begin

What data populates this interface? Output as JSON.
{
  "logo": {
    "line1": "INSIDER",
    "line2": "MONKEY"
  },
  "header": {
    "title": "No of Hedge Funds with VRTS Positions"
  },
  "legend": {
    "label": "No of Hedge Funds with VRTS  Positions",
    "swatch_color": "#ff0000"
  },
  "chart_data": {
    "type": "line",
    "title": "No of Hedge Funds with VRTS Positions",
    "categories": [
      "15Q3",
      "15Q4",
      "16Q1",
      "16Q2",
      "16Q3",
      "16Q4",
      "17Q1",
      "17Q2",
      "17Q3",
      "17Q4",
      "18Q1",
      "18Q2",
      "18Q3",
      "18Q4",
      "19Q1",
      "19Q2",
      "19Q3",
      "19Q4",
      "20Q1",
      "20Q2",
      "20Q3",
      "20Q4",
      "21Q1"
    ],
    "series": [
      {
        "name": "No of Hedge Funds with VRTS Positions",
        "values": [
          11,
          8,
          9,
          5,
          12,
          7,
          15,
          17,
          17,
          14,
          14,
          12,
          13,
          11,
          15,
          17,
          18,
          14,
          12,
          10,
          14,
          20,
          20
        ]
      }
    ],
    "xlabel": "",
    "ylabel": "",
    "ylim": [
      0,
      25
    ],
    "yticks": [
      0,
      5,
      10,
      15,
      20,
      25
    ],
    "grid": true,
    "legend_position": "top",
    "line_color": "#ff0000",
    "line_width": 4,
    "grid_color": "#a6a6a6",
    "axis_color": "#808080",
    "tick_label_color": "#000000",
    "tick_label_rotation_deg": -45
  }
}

end

What you will do: Copy out each record exactly as given, omitting none.

Reply to the task:
What data populates this interface? Output as JSON.
{
  "logo": {
    "line1": "INSIDER",
    "line2": "MONKEY"
  },
  "header": {
    "title": "No of Hedge Funds with VRTS Positions"
  },
  "legend": {
    "label": "No of Hedge Funds with VRTS  Positions",
    "swatch_color": "#ff0000"
  },
  "chart_data": {
    "type": "line",
    "title": "No of Hedge Funds with VRTS Positions",
    "categories": [
      "15Q3",
      "15Q4",
      "16Q1",
      "16Q2",
      "16Q3",
      "16Q4",
      "17Q1",
      "17Q2",
      "17Q3",
      "17Q4",
      "18Q1",
      "18Q2",
      "18Q3",
      "18Q4",
      "19Q1",
      "19Q2",
      "19Q3",
      "19Q4",
      "20Q1",
      "20Q2",
      "20Q3",
      "20Q4",
      "21Q1"
    ],
    "series": [
      {
        "name": "No of Hedge Funds with VRTS Positions",
        "values": [
          11,
          8,
          9,
          5,
          12,
          7,
          15,
          17,
          17,
          14,
          14,
          12,
          13,
          11,
          15,
          17,
          18,
          14,
          12,
          10,
          14,
          20,
          20
        ]
      }
    ],
    "xlabel": "",
    "ylabel": "",
    "ylim": [
      0,
      25
    ],
    "yticks": [
      0,
      5,
      10,
      15,
      20,
      25
    ],
    "grid": true,
    "legend_position": "top",
    "line_color": "#ff0000",
    "line_width": 4,
    "grid_color": "#a6a6a6",
    "axis_color": "#808080",
    "tick_label_color": "#000000",
    "tick_label_rotation_deg": -45
  }
}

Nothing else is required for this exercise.